- **DIRECTIONS**:
A. Name every military district mentioned in the passage on the 17th Rifle Corps.
B. Reproduce word for word the section of the passage on the 17th Rifle Corps that starts at "Second formation" and ends at "border guard battalions.".
C. In the passage on the 17th Rifle Corps, turn the paragraph that begins "It was reformed in December 1942" into a short bulleted list that keeps its main facts.

- **DOCUMENT PASSAGE**:
>> Start

The 17th Rifle Corps was a corps of the Red Army and later the Soviet Army, formed three times.

It was first formed in 1922 in the Soviet Far East before relocating to Ukraine two years later. It fought in the Soviet invasion of Poland and was destroyed during Operation Barbarossa in mid-1941. The corps was reformed in late 1942 in the Far East and fought in the Soviet invasion of Manchuria in August 1945 before being disbanded postwar later that year. It was formed for a third time in 1949 at Samarkand in the Turkestan Military District, becoming the 17th Army Corps in 1957. The 17th Army Corps relocated to Frunze in the Central Asian Military District in the late 1960s, serving there for the rest of the Cold War. After the Dissolution of the Soviet Union, it became the headquarters of the Ministry of Defense of Kyrgyzstan.

First formation 
The corps was initially first formed as the Primorsky Rifle Corps at Chita on 2 November 1922, part of the 5th Army. On 25 December, the corps became the 17th Primorsky Rifle Corps. In January 1924, the corps was relocated west to Vinnytsia on the other side of the Soviet Union, where it became part of the Ukrainian Military District and dropped the "Primorsky" designation. In May 1935, the 17th became part of the Kiev Military District when the Ukrainian Military District was split. As part of the 6th Army, the corps fought in the Soviet invasion of Poland in September 1939, occupying what became western Ukraine. After the end of the campaign in October, the corps headquarters was stationed at Chernivtsi and it became part of the Kiev Special Military District. Assigned to the 12th Army in May 1940, the corps fought against Operation Barbarossa, the German invasion of the Soviet Union, from 22 June 1941. The corps was disbanded in August of that year.

Second formation 
It was reformed in December 1942 in the Far East, part of the 25th Army. In August 1945 in the Far East it had the 187th Rifle Division and 366th Rifle Division. For the Soviet invasion of Manchuria in August 1945, the corps was transferred to the 5th Army. At the beginning of the invasion, the corps advanced in the 5th Army's first echelon. Its objective was to cut off the Japanese Northeastern and Eastern (Suifenho) Fortified Regions, alongside the 105th Fortified Area and several border guard battalions.

>> End

Element boundary rows

>> Start

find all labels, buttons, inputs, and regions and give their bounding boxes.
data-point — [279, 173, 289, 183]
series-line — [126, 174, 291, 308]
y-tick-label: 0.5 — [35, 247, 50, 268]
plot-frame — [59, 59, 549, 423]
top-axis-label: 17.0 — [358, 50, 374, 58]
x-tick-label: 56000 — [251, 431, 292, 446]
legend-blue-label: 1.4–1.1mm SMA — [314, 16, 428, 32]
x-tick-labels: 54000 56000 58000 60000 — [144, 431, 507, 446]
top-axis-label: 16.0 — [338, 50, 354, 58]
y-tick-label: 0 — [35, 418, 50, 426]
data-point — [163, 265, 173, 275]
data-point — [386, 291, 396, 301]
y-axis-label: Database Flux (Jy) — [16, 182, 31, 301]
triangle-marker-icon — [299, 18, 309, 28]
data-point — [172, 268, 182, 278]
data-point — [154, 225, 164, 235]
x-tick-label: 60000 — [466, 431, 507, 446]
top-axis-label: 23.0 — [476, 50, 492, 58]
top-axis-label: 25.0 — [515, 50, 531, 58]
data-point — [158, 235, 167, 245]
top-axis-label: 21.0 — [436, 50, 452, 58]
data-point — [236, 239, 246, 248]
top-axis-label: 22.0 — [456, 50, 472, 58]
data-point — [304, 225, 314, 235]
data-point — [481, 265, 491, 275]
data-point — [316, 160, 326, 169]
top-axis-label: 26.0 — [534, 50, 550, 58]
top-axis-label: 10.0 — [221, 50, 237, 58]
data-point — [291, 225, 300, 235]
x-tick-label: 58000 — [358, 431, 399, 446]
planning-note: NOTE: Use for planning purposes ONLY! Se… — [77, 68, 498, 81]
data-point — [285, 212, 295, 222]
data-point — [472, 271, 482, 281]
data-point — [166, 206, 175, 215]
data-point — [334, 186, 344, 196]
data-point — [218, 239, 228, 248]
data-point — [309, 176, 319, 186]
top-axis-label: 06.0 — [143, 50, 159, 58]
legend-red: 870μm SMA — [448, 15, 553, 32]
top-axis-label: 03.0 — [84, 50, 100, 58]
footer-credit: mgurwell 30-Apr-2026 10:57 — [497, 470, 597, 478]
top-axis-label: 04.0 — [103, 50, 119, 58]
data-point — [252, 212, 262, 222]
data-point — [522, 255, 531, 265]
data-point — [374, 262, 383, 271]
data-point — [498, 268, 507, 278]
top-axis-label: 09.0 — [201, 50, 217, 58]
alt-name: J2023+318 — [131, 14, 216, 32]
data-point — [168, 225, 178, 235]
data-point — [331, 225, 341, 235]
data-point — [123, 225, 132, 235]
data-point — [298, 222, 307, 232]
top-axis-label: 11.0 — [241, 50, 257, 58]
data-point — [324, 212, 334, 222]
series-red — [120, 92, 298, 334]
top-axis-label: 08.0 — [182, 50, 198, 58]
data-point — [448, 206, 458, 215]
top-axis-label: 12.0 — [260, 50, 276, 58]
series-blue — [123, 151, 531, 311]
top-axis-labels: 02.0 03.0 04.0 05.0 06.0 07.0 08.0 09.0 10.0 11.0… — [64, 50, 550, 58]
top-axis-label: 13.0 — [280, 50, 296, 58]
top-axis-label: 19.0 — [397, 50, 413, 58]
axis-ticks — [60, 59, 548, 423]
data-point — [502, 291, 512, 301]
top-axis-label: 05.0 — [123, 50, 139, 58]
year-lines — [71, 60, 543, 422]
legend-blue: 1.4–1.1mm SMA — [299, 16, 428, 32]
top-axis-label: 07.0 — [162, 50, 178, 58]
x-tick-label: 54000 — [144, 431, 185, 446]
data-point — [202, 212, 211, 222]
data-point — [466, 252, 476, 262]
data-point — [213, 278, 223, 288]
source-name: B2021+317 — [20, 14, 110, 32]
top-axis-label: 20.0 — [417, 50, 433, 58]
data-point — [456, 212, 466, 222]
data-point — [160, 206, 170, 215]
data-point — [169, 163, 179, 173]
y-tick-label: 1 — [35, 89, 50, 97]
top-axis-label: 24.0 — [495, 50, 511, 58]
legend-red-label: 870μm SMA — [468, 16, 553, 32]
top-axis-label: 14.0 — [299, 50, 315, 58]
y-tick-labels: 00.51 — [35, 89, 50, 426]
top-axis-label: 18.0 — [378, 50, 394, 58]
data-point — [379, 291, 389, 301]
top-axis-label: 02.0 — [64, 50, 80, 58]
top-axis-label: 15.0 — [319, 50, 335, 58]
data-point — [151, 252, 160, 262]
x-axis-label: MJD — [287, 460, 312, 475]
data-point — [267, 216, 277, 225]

>> End

- **THE REPLIES**:
A.
Turkestan Military District
Central Asian Military District
Ukrainian Military District
Kiev Military District
Kiev Special Military District

B.
Second formation 
It was reformed in December 1942 in the Far East, part of the 25th Army. In August 1945 in the Far East it had the 187th Rifle Division and 366th Rifle Division. For the Soviet invasion of Manchuria in August 1945, the corps was transferred to the 5th Army. At the beginning of the invasion, the corps advanced in the 5th Army's first echelon. Its objective was to cut off the Japanese Northeastern and Eastern (Suifenho) Fortified Regions, alongside the 105th Fortified Area and several border guard battalions.

C.
- Reformed in December 1942 in the Far East as part of the 25th Army.
- In August 1945 it had the 187th and 366th Rifle Divisions.
- Moved to the 5th Army for the Soviet invasion of Manchuria in August 1945.
- Advanced in the 5th Army's first echelon at the start of the invasion.
- Its objective was to cut off the Japanese Northeastern and Eastern (Suifenho) Fortified Regions, alongside the 105th Fortified Area and several border guard battalions.